» **PROBLEM STATEMENT**
Transcribe the lines below verbatim, skipping the images.

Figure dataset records
= = = = =
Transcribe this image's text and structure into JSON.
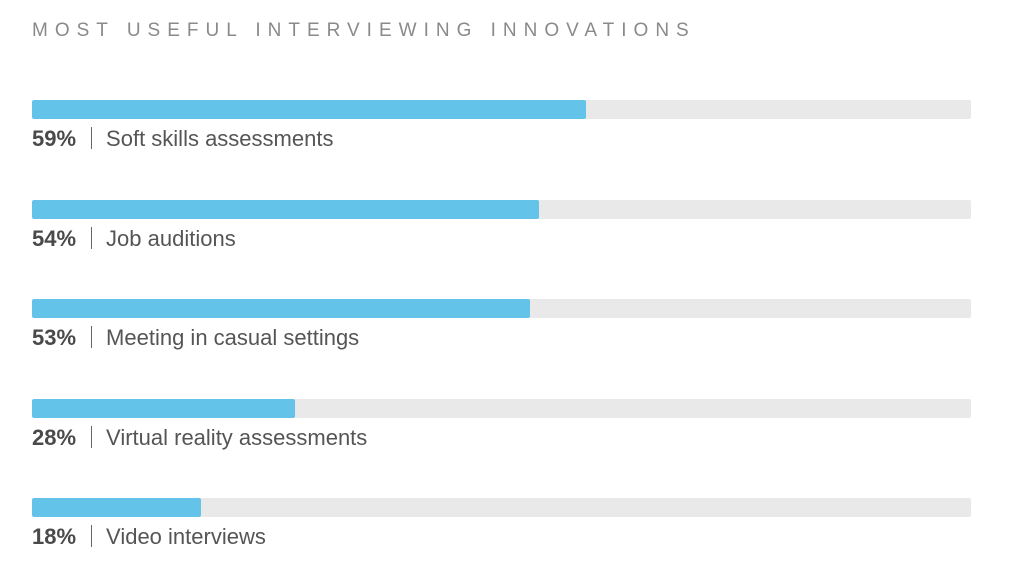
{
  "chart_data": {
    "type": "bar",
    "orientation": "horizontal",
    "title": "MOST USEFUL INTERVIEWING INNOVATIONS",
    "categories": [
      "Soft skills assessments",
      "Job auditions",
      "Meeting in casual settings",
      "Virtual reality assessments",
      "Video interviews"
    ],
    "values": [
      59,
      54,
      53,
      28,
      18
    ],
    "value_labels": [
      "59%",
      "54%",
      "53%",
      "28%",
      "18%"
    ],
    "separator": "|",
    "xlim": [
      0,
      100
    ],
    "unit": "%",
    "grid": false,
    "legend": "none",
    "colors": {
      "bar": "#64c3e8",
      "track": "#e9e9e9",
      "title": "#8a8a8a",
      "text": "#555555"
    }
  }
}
= = = = =
» **FULL SOLUTION**
Transcribe this image's text and structure into JSON.
{
  "chart_data": {
    "type": "bar",
    "orientation": "horizontal",
    "title": "MOST USEFUL INTERVIEWING INNOVATIONS",
    "categories": [
      "Soft skills assessments",
      "Job auditions",
      "Meeting in casual settings",
      "Virtual reality assessments",
      "Video interviews"
    ],
    "values": [
      59,
      54,
      53,
      28,
      18
    ],
    "value_labels": [
      "59%",
      "54%",
      "53%",
      "28%",
      "18%"
    ],
    "separator": "|",
    "xlim": [
      0,
      100
    ],
    "unit": "%",
    "grid": false,
    "legend": "none",
    "colors": {
      "bar": "#64c3e8",
      "track": "#e9e9e9",
      "title": "#8a8a8a",
      "text": "#555555"
    }
  }
}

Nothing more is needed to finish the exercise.